++++ Data shown

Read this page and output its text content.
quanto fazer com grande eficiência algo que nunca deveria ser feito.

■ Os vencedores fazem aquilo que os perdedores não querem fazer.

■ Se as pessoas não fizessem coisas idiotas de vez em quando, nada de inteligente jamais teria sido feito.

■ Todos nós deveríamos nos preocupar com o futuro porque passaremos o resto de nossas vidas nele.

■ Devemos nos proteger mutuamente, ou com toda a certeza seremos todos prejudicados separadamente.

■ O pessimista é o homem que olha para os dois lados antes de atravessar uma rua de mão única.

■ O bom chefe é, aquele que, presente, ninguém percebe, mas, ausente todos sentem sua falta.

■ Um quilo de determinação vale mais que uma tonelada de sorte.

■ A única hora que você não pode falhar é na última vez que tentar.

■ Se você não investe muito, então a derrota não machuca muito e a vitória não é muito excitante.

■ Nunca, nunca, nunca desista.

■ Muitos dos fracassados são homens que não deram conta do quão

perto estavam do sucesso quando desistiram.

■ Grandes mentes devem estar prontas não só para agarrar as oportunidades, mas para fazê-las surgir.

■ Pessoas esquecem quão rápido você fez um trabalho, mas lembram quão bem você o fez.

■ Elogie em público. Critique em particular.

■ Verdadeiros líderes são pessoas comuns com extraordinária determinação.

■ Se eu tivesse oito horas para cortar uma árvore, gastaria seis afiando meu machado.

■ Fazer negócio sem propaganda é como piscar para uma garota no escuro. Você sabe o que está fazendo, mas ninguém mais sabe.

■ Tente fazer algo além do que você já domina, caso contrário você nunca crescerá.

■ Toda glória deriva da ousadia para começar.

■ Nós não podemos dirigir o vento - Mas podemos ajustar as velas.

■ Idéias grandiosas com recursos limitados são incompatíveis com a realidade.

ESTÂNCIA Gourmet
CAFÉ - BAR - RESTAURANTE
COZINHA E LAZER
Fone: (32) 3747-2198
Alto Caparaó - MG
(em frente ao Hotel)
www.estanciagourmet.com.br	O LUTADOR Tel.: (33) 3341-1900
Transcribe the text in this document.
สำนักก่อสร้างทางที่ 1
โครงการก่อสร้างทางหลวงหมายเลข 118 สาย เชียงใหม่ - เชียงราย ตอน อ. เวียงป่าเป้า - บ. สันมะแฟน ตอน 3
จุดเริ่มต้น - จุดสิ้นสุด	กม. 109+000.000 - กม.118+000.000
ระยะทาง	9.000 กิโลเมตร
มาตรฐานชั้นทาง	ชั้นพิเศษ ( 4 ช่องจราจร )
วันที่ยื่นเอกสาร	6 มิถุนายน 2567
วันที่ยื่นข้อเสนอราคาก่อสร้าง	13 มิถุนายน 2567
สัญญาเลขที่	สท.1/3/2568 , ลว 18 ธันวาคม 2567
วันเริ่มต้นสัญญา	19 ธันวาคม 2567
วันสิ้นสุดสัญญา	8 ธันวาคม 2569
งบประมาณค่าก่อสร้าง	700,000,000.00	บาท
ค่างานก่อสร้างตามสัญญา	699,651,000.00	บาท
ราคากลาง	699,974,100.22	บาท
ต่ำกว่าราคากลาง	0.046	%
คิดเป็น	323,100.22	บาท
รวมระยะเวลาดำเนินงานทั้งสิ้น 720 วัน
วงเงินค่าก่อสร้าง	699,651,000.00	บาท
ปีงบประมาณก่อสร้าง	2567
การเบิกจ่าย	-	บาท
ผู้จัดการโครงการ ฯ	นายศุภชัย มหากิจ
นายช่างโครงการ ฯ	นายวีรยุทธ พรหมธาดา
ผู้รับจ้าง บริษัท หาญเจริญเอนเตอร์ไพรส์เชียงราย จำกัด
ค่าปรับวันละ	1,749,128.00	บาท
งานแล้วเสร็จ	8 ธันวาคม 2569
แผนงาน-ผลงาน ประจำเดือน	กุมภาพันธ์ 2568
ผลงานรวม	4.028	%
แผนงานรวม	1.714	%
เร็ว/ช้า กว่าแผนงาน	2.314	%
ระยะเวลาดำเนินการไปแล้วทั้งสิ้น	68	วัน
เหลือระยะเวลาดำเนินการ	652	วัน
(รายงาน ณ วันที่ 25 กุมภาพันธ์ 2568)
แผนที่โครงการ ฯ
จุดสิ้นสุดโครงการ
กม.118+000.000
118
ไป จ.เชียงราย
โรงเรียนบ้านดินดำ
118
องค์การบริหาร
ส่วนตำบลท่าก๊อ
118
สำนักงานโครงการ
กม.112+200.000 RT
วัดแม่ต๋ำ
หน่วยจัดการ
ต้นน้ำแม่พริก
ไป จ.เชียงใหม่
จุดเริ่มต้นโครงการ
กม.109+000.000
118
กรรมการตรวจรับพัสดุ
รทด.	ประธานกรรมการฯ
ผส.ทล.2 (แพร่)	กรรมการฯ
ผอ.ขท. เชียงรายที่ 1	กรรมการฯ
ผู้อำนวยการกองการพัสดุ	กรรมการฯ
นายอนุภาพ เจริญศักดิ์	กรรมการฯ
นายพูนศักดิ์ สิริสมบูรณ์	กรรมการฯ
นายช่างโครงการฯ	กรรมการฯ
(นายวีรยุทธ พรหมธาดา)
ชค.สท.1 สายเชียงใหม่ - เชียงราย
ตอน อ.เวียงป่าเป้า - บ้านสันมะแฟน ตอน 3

++++++++

▶ What to work on
From the records above, extract every entry verbatim.

▶ Expected answer
Read this page and output its text content.
quanto fazer com grande eficiência algo que nunca deveria ser feito.

■ Os vencedores fazem aquilo que os perdedores não querem fazer.

■ Se as pessoas não fizessem coisas idiotas de vez em quando, nada de inteligente jamais teria sido feito.

■ Todos nós deveríamos nos preocupar com o futuro porque passaremos o resto de nossas vidas nele.

■ Devemos nos proteger mutuamente, ou com toda a certeza seremos todos prejudicados separadamente.

■ O pessimista é o homem que olha para os dois lados antes de atravessar uma rua de mão única.

■ O bom chefe é, aquele que, presente, ninguém percebe, mas, ausente todos sentem sua falta.

■ Um quilo de determinação vale mais que uma tonelada de sorte.

■ A única hora que você não pode falhar é na última vez que tentar.

■ Se você não investe muito, então a derrota não machuca muito e a vitória não é muito excitante.

■ Nunca, nunca, nunca desista.

■ Muitos dos fracassados são homens que não deram conta do quão

perto estavam do sucesso quando desistiram.

■ Grandes mentes devem estar prontas não só para agarrar as oportunidades, mas para fazê-las surgir.

■ Pessoas esquecem quão rápido você fez um trabalho, mas lembram quão bem você o fez.

■ Elogie em público. Critique em particular.

■ Verdadeiros líderes são pessoas comuns com extraordinária determinação.

■ Se eu tivesse oito horas para cortar uma árvore, gastaria seis afiando meu machado.

■ Fazer negócio sem propaganda é como piscar para uma garota no escuro. Você sabe o que está fazendo, mas ninguém mais sabe.

■ Tente fazer algo além do que você já domina, caso contrário você nunca crescerá.

■ Toda glória deriva da ousadia para começar.

■ Nós não podemos dirigir o vento - Mas podemos ajustar as velas.

■ Idéias grandiosas com recursos limitados são incompatíveis com a realidade.

ESTÂNCIA Gourmet
CAFÉ - BAR - RESTAURANTE
COZINHA E LAZER
Fone: (32) 3747-2198
Alto Caparaó - MG
(em frente ao Hotel)
www.estanciagourmet.com.br	O LUTADOR Tel.: (33) 3341-1900
Transcribe the text in this document.
สำนักก่อสร้างทางที่ 1
โครงการก่อสร้างทางหลวงหมายเลข 118 สาย เชียงใหม่ - เชียงราย ตอน อ. เวียงป่าเป้า - บ. สันมะแฟน ตอน 3
จุดเริ่มต้น - จุดสิ้นสุด	กม. 109+000.000 - กม.118+000.000
ระยะทาง	9.000 กิโลเมตร
มาตรฐานชั้นทาง	ชั้นพิเศษ ( 4 ช่องจราจร )
วันที่ยื่นเอกสาร	6 มิถุนายน 2567
วันที่ยื่นข้อเสนอราคาก่อสร้าง	13 มิถุนายน 2567
สัญญาเลขที่	สท.1/3/2568 , ลว 18 ธันวาคม 2567
วันเริ่มต้นสัญญา	19 ธันวาคม 2567
วันสิ้นสุดสัญญา	8 ธันวาคม 2569
งบประมาณค่าก่อสร้าง	700,000,000.00	บาท
ค่างานก่อสร้างตามสัญญา	699,651,000.00	บาท
ราคากลาง	699,974,100.22	บาท
ต่ำกว่าราคากลาง	0.046	%
คิดเป็น	323,100.22	บาท
รวมระยะเวลาดำเนินงานทั้งสิ้น 720 วัน
วงเงินค่าก่อสร้าง	699,651,000.00	บาท
ปีงบประมาณก่อสร้าง	2567
การเบิกจ่าย	-	บาท
ผู้จัดการโครงการ ฯ	นายศุภชัย มหากิจ
นายช่างโครงการ ฯ	นายวีรยุทธ พรหมธาดา
ผู้รับจ้าง บริษัท หาญเจริญเอนเตอร์ไพรส์เชียงราย จำกัด
ค่าปรับวันละ	1,749,128.00	บาท
งานแล้วเสร็จ	8 ธันวาคม 2569
แผนงาน-ผลงาน ประจำเดือน	กุมภาพันธ์ 2568
ผลงานรวม	4.028	%
แผนงานรวม	1.714	%
เร็ว/ช้า กว่าแผนงาน	2.314	%
ระยะเวลาดำเนินการไปแล้วทั้งสิ้น	68	วัน
เหลือระยะเวลาดำเนินการ	652	วัน
(รายงาน ณ วันที่ 25 กุมภาพันธ์ 2568)
แผนที่โครงการ ฯ
จุดสิ้นสุดโครงการ
กม.118+000.000
118
ไป จ.เชียงราย
โรงเรียนบ้านดินดำ
118
องค์การบริหาร
ส่วนตำบลท่าก๊อ
118
สำนักงานโครงการ
กม.112+200.000 RT
วัดแม่ต๋ำ
หน่วยจัดการ
ต้นน้ำแม่พริก
ไป จ.เชียงใหม่
จุดเริ่มต้นโครงการ
กม.109+000.000
118
กรรมการตรวจรับพัสดุ
รทด.	ประธานกรรมการฯ
ผส.ทล.2 (แพร่)	กรรมการฯ
ผอ.ขท. เชียงรายที่ 1	กรรมการฯ
ผู้อำนวยการกองการพัสดุ	กรรมการฯ
นายอนุภาพ เจริญศักดิ์	กรรมการฯ
นายพูนศักดิ์ สิริสมบูรณ์	กรรมการฯ
นายช่างโครงการฯ	กรรมการฯ
(นายวีรยุทธ พรหมธาดา)
ชค.สท.1 สายเชียงใหม่ - เชียงราย
ตอน อ.เวียงป่าเป้า - บ้านสันมะแฟน ตอน 3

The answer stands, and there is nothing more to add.